#### Brief
Transcribe the material in full. Nothing should differ except that the pictures are left out.
-.-.-
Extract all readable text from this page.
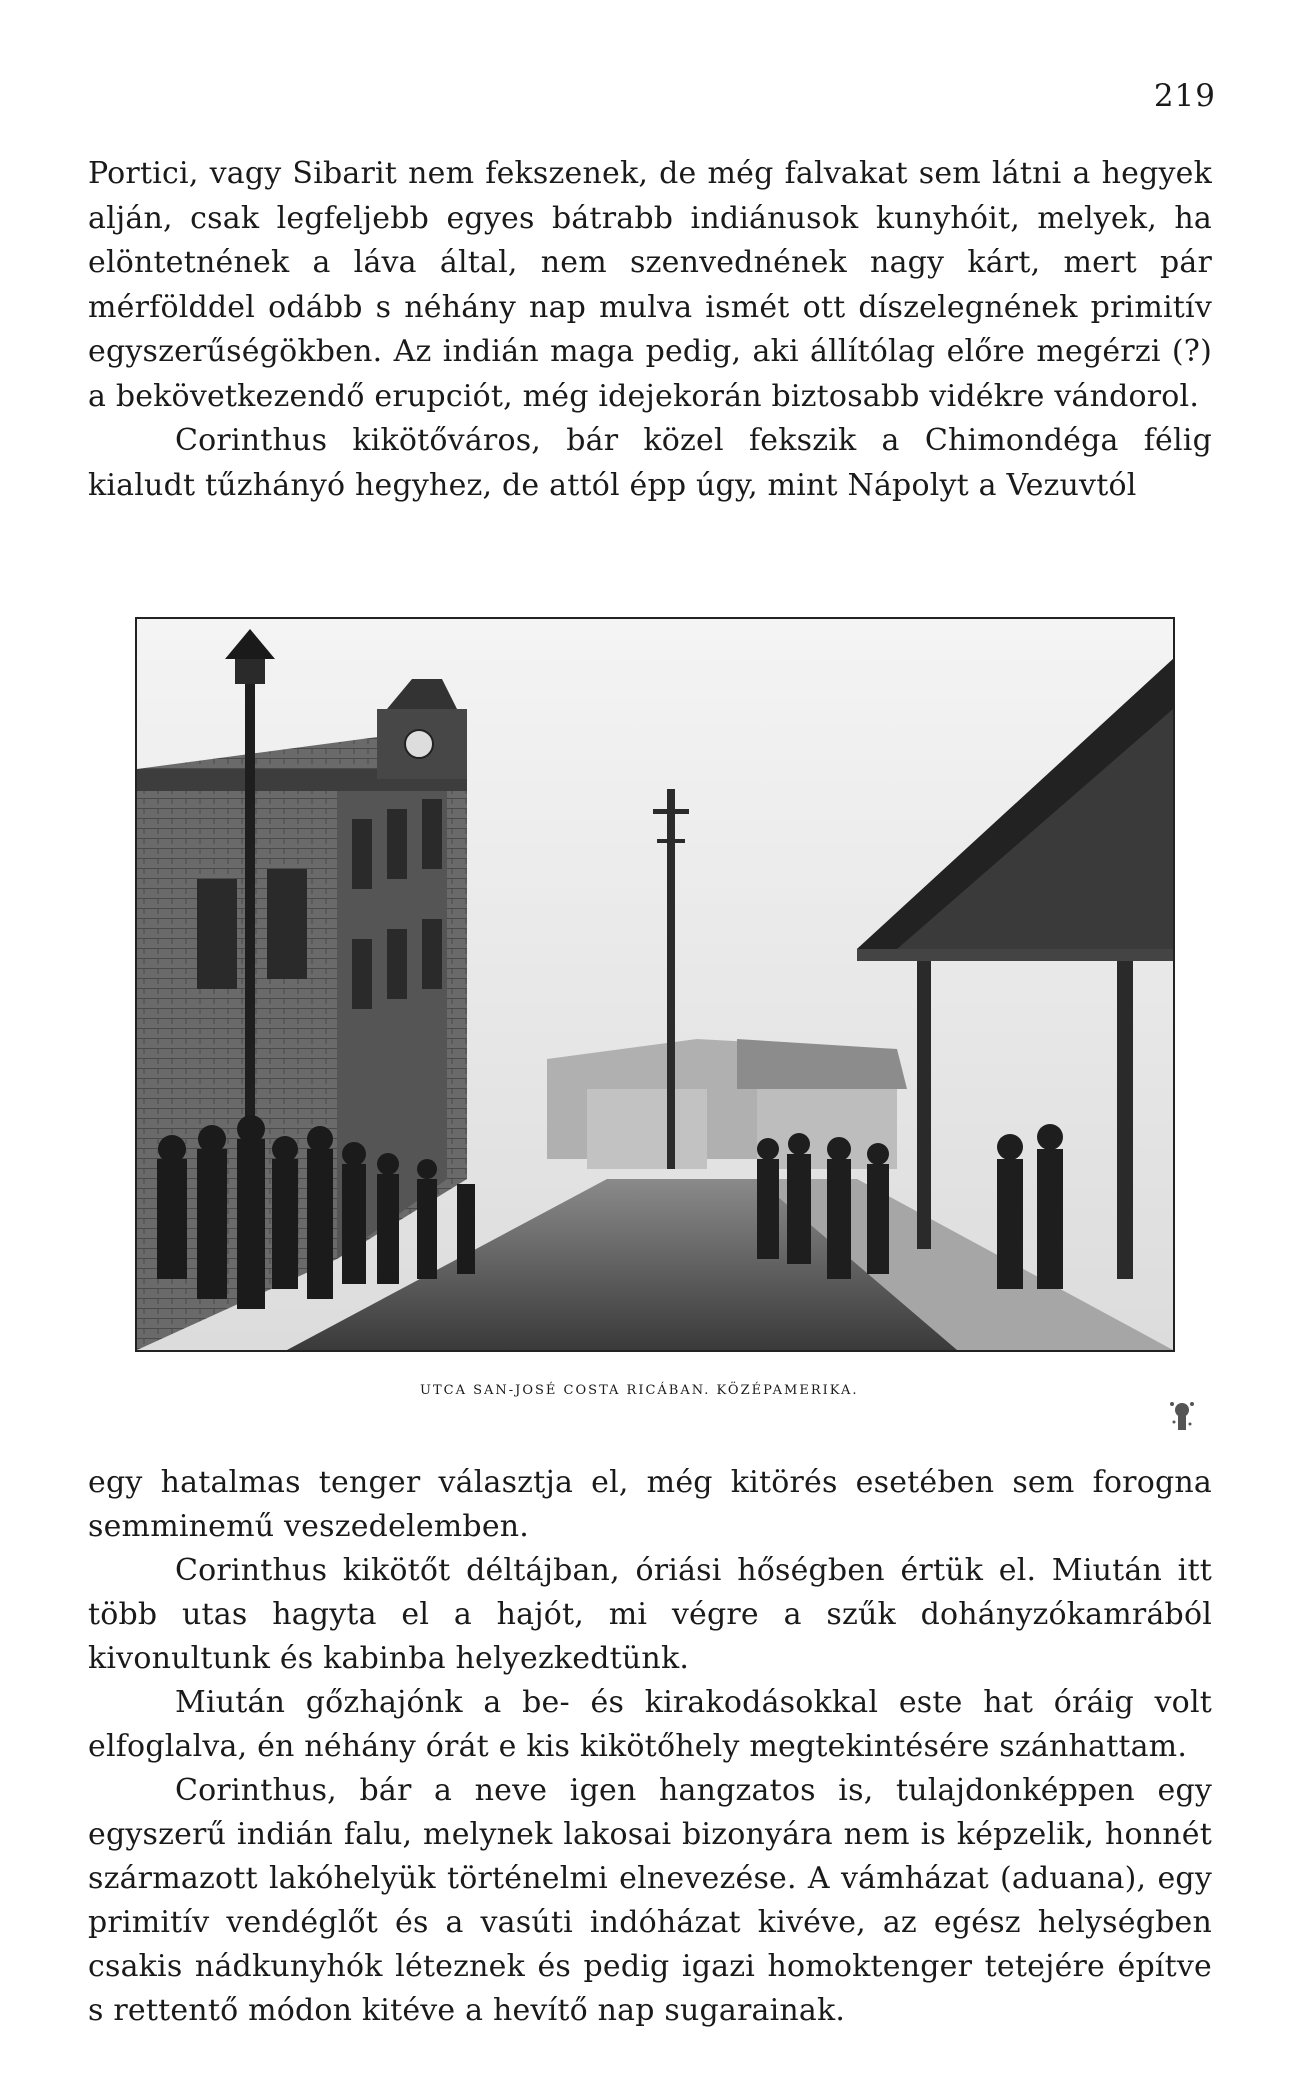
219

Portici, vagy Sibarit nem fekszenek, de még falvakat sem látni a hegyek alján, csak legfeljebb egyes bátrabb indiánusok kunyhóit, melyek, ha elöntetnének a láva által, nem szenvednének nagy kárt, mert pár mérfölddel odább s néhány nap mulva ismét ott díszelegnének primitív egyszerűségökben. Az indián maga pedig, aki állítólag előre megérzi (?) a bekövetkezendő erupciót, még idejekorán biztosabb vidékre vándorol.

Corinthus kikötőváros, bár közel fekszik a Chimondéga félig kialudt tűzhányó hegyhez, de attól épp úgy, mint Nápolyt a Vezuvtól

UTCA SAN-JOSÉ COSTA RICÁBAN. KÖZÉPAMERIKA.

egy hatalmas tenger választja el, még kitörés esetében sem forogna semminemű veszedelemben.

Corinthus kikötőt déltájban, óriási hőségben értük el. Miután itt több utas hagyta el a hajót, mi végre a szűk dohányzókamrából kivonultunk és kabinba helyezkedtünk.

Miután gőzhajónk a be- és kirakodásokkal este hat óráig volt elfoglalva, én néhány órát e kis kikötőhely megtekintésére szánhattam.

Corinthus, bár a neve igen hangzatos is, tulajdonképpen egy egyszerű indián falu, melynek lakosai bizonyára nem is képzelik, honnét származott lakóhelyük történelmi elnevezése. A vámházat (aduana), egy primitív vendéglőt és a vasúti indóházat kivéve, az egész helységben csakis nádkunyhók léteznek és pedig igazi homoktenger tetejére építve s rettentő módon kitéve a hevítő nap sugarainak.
-.-.-
#### Output of the exercise
Extract all readable text from this page.
219

Portici, vagy Sibarit nem fekszenek, de még falvakat sem látni a hegyek alján, csak legfeljebb egyes bátrabb indiánusok kunyhóit, melyek, ha elöntetnének a láva által, nem szenvednének nagy kárt, mert pár mérfölddel odább s néhány nap mulva ismét ott díszelegnének primitív egyszerűségökben. Az indián maga pedig, aki állítólag előre megérzi (?) a bekövetkezendő erupciót, még idejekorán biztosabb vidékre vándorol.

Corinthus kikötőváros, bár közel fekszik a Chimondéga félig kialudt tűzhányó hegyhez, de attól épp úgy, mint Nápolyt a Vezuvtól

UTCA SAN-JOSÉ COSTA RICÁBAN. KÖZÉPAMERIKA.

egy hatalmas tenger választja el, még kitörés esetében sem forogna semminemű veszedelemben.

Corinthus kikötőt déltájban, óriási hőségben értük el. Miután itt több utas hagyta el a hajót, mi végre a szűk dohányzókamrából kivonultunk és kabinba helyezkedtünk.

Miután gőzhajónk a be- és kirakodásokkal este hat óráig volt elfoglalva, én néhány órát e kis kikötőhely megtekintésére szánhattam.

Corinthus, bár a neve igen hangzatos is, tulajdonképpen egy egyszerű indián falu, melynek lakosai bizonyára nem is képzelik, honnét származott lakóhelyük történelmi elnevezése. A vámházat (aduana), egy primitív vendéglőt és a vasúti indóházat kivéve, az egész helységben csakis nádkunyhók léteznek és pedig igazi homoktenger tetejére építve s rettentő módon kitéve a hevítő nap sugarainak.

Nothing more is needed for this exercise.